======== GIVEN INFORMATION ========
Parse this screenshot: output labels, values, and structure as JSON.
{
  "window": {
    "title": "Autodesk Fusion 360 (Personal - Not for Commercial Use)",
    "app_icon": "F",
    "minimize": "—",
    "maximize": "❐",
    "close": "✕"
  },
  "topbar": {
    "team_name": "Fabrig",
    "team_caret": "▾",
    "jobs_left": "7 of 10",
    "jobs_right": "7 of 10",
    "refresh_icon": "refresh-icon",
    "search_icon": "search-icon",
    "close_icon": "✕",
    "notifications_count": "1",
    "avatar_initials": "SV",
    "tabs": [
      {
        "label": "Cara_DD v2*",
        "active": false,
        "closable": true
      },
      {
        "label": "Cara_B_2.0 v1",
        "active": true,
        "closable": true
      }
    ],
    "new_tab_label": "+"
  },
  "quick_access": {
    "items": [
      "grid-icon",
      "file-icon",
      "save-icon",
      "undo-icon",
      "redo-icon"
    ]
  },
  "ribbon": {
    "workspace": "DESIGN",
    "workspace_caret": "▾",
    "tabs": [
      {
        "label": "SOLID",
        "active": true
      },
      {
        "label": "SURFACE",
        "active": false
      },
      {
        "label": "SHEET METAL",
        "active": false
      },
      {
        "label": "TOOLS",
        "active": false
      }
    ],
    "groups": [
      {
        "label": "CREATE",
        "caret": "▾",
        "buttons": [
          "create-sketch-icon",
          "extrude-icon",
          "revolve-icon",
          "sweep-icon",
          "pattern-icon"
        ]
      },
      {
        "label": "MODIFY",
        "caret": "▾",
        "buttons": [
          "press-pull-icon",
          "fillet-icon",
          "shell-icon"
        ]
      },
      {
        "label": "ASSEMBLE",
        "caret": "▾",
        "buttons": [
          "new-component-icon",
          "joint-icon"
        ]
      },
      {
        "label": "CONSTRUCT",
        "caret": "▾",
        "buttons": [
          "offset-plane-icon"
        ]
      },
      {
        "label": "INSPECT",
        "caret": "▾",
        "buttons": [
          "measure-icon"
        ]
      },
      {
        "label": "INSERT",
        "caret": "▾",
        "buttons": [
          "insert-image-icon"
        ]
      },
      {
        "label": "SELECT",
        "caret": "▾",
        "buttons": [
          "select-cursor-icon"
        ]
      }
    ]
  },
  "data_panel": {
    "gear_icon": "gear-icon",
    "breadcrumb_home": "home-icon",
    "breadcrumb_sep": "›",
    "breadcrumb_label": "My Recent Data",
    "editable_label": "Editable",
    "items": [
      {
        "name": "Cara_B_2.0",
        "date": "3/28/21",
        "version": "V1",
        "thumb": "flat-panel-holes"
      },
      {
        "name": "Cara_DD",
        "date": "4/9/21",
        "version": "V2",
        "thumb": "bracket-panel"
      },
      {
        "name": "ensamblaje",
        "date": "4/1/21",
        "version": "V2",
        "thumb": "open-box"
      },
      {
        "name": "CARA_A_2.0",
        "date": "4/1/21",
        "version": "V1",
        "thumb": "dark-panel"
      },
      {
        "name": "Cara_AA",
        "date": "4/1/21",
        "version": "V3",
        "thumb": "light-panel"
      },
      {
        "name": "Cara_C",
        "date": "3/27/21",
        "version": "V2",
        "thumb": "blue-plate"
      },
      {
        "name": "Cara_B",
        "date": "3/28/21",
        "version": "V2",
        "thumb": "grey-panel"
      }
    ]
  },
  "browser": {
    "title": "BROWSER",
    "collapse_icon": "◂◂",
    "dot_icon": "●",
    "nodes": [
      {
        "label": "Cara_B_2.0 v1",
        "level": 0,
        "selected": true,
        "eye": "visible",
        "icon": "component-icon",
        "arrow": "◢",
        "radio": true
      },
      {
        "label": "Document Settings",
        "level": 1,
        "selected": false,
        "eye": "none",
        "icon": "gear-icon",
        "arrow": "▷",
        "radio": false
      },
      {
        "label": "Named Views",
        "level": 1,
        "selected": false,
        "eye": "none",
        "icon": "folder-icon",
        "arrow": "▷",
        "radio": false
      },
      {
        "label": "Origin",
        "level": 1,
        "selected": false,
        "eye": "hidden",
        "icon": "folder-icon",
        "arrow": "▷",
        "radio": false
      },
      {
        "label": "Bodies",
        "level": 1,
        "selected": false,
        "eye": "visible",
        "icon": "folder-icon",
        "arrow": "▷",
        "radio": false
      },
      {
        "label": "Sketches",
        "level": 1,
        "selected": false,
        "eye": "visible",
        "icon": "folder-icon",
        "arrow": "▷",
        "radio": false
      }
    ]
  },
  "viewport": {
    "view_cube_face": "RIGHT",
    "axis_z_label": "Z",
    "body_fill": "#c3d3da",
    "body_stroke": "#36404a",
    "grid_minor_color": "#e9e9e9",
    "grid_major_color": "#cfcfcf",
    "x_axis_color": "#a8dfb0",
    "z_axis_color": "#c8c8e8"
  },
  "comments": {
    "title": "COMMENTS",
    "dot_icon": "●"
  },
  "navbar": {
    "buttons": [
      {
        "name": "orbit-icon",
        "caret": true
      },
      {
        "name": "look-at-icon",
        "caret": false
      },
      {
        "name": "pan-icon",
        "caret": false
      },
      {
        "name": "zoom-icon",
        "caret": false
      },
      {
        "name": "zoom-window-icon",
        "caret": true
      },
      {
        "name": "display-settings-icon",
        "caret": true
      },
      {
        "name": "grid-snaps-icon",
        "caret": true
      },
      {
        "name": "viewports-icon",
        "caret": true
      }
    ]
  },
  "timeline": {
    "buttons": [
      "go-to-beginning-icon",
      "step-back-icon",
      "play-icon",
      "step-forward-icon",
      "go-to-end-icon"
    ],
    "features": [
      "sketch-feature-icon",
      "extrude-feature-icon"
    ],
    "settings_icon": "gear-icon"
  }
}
========
**GIVEN INSTRUCTION**
Give the entries once more, exactly as they appear.

**RESULT OF THIS TASK**
Parse this screenshot: output labels, values, and structure as JSON.
{
  "window": {
    "title": "Autodesk Fusion 360 (Personal - Not for Commercial Use)",
    "app_icon": "F",
    "minimize": "—",
    "maximize": "❐",
    "close": "✕"
  },
  "topbar": {
    "team_name": "Fabrig",
    "team_caret": "▾",
    "jobs_left": "7 of 10",
    "jobs_right": "7 of 10",
    "refresh_icon": "refresh-icon",
    "search_icon": "search-icon",
    "close_icon": "✕",
    "notifications_count": "1",
    "avatar_initials": "SV",
    "tabs": [
      {
        "label": "Cara_DD v2*",
        "active": false,
        "closable": true
      },
      {
        "label": "Cara_B_2.0 v1",
        "active": true,
        "closable": true
      }
    ],
    "new_tab_label": "+"
  },
  "quick_access": {
    "items": [
      "grid-icon",
      "file-icon",
      "save-icon",
      "undo-icon",
      "redo-icon"
    ]
  },
  "ribbon": {
    "workspace": "DESIGN",
    "workspace_caret": "▾",
    "tabs": [
      {
        "label": "SOLID",
        "active": true
      },
      {
        "label": "SURFACE",
        "active": false
      },
      {
        "label": "SHEET METAL",
        "active": false
      },
      {
        "label": "TOOLS",
        "active": false
      }
    ],
    "groups": [
      {
        "label": "CREATE",
        "caret": "▾",
        "buttons": [
          "create-sketch-icon",
          "extrude-icon",
          "revolve-icon",
          "sweep-icon",
          "pattern-icon"
        ]
      },
      {
        "label": "MODIFY",
        "caret": "▾",
        "buttons": [
          "press-pull-icon",
          "fillet-icon",
          "shell-icon"
        ]
      },
      {
        "label": "ASSEMBLE",
        "caret": "▾",
        "buttons": [
          "new-component-icon",
          "joint-icon"
        ]
      },
      {
        "label": "CONSTRUCT",
        "caret": "▾",
        "buttons": [
          "offset-plane-icon"
        ]
      },
      {
        "label": "INSPECT",
        "caret": "▾",
        "buttons": [
          "measure-icon"
        ]
      },
      {
        "label": "INSERT",
        "caret": "▾",
        "buttons": [
          "insert-image-icon"
        ]
      },
      {
        "label": "SELECT",
        "caret": "▾",
        "buttons": [
          "select-cursor-icon"
        ]
      }
    ]
  },
  "data_panel": {
    "gear_icon": "gear-icon",
    "breadcrumb_home": "home-icon",
    "breadcrumb_sep": "›",
    "breadcrumb_label": "My Recent Data",
    "editable_label": "Editable",
    "items": [
      {
        "name": "Cara_B_2.0",
        "date": "3/28/21",
        "version": "V1",
        "thumb": "flat-panel-holes"
      },
      {
        "name": "Cara_DD",
        "date": "4/9/21",
        "version": "V2",
        "thumb": "bracket-panel"
      },
      {
        "name": "ensamblaje",
        "date": "4/1/21",
        "version": "V2",
        "thumb": "open-box"
      },
      {
        "name": "CARA_A_2.0",
        "date": "4/1/21",
        "version": "V1",
        "thumb": "dark-panel"
      },
      {
        "name": "Cara_AA",
        "date": "4/1/21",
        "version": "V3",
        "thumb": "light-panel"
      },
      {
        "name": "Cara_C",
        "date": "3/27/21",
        "version": "V2",
        "thumb": "blue-plate"
      },
      {
        "name": "Cara_B",
        "date": "3/28/21",
        "version": "V2",
        "thumb": "grey-panel"
      }
    ]
  },
  "browser": {
    "title": "BROWSER",
    "collapse_icon": "◂◂",
    "dot_icon": "●",
    "nodes": [
      {
        "label": "Cara_B_2.0 v1",
        "level": 0,
        "selected": true,
        "eye": "visible",
        "icon": "component-icon",
        "arrow": "◢",
        "radio": true
      },
      {
        "label": "Document Settings",
        "level": 1,
        "selected": false,
        "eye": "none",
        "icon": "gear-icon",
        "arrow": "▷",
        "radio": false
      },
      {
        "label": "Named Views",
        "level": 1,
        "selected": false,
        "eye": "none",
        "icon": "folder-icon",
        "arrow": "▷",
        "radio": false
      },
      {
        "label": "Origin",
        "level": 1,
        "selected": false,
        "eye": "hidden",
        "icon": "folder-icon",
        "arrow": "▷",
        "radio": false
      },
      {
        "label": "Bodies",
        "level": 1,
        "selected": false,
        "eye": "visible",
        "icon": "folder-icon",
        "arrow": "▷",
        "radio": false
      },
      {
        "label": "Sketches",
        "level": 1,
        "selected": false,
        "eye": "visible",
        "icon": "folder-icon",
        "arrow": "▷",
        "radio": false
      }
    ]
  },
  "viewport": {
    "view_cube_face": "RIGHT",
    "axis_z_label": "Z",
    "body_fill": "#c3d3da",
    "body_stroke": "#36404a",
    "grid_minor_color": "#e9e9e9",
    "grid_major_color": "#cfcfcf",
    "x_axis_color": "#a8dfb0",
    "z_axis_color": "#c8c8e8"
  },
  "comments": {
    "title": "COMMENTS",
    "dot_icon": "●"
  },
  "navbar": {
    "buttons": [
      {
        "name": "orbit-icon",
        "caret": true
      },
      {
        "name": "look-at-icon",
        "caret": false
      },
      {
        "name": "pan-icon",
        "caret": false
      },
      {
        "name": "zoom-icon",
        "caret": false
      },
      {
        "name": "zoom-window-icon",
        "caret": true
      },
      {
        "name": "display-settings-icon",
        "caret": true
      },
      {
        "name": "grid-snaps-icon",
        "caret": true
      },
      {
        "name": "viewports-icon",
        "caret": true
      }
    ]
  },
  "timeline": {
    "buttons": [
      "go-to-beginning-icon",
      "step-back-icon",
      "play-icon",
      "step-forward-icon",
      "go-to-end-icon"
    ],
    "features": [
      "sketch-feature-icon",
      "extrude-feature-icon"
    ],
    "settings_icon": "gear-icon"
  }
}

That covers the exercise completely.